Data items
────────────────

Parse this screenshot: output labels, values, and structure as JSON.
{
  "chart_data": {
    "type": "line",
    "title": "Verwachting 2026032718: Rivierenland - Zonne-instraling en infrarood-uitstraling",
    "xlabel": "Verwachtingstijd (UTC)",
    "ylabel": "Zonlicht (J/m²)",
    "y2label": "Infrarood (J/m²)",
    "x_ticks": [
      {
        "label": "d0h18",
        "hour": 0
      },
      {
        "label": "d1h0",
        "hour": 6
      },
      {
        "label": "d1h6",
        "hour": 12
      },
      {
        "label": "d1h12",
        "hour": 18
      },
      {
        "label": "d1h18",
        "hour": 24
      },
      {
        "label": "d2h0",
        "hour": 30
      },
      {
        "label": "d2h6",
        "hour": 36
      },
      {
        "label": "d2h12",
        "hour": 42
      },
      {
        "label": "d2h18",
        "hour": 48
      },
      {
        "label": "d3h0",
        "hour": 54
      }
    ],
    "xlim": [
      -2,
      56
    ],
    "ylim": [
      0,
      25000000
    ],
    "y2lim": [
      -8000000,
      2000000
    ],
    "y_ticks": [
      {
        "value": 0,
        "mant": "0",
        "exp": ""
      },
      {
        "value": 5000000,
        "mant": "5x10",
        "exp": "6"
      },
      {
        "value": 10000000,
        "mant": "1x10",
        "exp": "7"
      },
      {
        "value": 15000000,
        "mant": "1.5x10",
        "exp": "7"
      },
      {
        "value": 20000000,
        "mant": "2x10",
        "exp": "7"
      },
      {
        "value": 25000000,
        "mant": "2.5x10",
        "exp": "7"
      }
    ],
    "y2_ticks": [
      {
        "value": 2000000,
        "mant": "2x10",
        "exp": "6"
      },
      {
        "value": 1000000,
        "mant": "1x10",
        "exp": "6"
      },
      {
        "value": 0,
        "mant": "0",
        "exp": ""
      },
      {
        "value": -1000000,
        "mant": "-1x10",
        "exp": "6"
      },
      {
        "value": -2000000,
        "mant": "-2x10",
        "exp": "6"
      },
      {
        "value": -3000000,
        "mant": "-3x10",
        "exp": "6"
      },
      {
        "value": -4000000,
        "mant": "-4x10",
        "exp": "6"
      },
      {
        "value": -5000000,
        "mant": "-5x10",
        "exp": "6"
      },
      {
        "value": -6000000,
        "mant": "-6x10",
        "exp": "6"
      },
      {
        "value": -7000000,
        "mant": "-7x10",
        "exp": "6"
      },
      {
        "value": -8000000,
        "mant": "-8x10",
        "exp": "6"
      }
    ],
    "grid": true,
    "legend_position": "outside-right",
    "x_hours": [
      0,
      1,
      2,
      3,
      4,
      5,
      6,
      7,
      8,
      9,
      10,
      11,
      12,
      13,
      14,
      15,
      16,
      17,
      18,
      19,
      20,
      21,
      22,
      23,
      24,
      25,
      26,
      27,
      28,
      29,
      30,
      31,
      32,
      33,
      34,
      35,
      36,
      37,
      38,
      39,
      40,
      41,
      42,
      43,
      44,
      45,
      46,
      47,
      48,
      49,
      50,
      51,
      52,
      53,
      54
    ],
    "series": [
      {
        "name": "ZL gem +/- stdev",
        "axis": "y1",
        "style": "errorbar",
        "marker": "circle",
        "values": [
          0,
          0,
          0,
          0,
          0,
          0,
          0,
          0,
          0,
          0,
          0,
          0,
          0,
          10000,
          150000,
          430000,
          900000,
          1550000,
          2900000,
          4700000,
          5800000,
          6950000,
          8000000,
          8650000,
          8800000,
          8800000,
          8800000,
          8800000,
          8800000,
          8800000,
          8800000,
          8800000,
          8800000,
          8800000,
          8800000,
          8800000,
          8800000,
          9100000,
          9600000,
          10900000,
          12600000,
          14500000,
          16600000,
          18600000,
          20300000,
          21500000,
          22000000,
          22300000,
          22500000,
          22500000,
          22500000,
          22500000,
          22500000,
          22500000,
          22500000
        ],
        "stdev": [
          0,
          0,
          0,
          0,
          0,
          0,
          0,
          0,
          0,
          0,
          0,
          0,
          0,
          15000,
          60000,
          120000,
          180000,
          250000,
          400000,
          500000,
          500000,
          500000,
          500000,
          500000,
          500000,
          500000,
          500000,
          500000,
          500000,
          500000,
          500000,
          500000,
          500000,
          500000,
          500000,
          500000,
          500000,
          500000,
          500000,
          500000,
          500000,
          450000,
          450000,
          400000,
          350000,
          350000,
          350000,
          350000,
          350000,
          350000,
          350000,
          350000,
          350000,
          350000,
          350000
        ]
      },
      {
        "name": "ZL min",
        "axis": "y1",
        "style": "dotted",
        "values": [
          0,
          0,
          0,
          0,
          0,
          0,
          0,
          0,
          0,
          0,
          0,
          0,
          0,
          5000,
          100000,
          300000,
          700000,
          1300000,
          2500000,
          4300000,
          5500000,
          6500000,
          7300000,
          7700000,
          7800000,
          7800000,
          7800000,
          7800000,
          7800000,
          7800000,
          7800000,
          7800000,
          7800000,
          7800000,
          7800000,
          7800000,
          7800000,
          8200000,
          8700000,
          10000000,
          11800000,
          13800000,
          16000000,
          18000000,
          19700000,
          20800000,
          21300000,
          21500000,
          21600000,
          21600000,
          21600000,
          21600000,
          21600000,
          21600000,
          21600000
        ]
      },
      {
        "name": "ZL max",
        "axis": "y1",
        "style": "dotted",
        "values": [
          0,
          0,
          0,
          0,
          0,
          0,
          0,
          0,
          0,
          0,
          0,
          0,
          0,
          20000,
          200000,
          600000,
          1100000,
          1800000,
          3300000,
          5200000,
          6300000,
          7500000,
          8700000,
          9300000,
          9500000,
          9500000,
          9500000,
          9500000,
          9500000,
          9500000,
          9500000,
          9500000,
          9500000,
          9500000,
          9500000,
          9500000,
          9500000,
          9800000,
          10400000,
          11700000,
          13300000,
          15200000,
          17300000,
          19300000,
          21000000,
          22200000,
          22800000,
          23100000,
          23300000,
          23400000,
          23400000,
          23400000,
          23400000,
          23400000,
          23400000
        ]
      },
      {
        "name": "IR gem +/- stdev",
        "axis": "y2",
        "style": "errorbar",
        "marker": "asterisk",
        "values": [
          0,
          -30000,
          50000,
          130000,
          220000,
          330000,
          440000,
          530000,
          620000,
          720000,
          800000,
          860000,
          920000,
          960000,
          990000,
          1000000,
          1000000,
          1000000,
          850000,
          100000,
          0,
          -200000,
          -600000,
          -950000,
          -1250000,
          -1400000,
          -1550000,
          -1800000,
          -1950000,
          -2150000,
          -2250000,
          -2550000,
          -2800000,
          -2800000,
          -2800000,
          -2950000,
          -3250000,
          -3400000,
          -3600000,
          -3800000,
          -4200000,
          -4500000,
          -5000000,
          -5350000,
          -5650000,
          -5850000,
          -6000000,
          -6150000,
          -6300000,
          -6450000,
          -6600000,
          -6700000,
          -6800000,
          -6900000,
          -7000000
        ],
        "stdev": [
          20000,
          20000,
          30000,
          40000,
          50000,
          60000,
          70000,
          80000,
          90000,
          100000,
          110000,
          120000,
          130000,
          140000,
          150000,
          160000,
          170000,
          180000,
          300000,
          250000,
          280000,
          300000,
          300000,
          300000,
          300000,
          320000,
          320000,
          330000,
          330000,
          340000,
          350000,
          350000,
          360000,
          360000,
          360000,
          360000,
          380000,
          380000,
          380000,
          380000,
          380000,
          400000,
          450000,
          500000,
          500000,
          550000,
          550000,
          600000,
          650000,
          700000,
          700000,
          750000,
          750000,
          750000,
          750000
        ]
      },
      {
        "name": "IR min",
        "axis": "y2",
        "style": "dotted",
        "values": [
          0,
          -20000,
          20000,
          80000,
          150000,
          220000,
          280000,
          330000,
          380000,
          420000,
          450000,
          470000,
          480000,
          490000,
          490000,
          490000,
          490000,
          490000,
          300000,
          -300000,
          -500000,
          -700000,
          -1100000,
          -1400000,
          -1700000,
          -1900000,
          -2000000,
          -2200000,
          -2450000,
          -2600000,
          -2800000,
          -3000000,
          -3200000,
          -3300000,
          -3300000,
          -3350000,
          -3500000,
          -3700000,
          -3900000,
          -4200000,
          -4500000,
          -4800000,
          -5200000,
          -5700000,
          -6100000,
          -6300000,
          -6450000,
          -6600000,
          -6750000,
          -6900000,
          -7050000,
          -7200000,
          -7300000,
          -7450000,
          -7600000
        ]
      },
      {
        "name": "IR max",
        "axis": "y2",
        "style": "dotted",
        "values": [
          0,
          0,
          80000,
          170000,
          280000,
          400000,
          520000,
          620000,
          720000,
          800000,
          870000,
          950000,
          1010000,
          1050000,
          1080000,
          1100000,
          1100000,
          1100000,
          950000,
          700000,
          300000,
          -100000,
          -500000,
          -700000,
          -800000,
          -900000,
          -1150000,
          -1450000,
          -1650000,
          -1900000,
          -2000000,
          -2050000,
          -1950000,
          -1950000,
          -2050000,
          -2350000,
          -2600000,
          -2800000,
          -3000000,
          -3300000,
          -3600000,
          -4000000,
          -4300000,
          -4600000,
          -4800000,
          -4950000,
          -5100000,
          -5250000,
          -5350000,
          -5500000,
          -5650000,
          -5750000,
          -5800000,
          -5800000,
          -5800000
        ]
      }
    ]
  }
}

────────────────

Stated problem = All lines of the data above that include the word "stdev" must be shown.

Correct answer =
        "name": "ZL gem +/- stdev",
        "stdev": [
        "name": "IR gem +/- stdev",
        "stdev": [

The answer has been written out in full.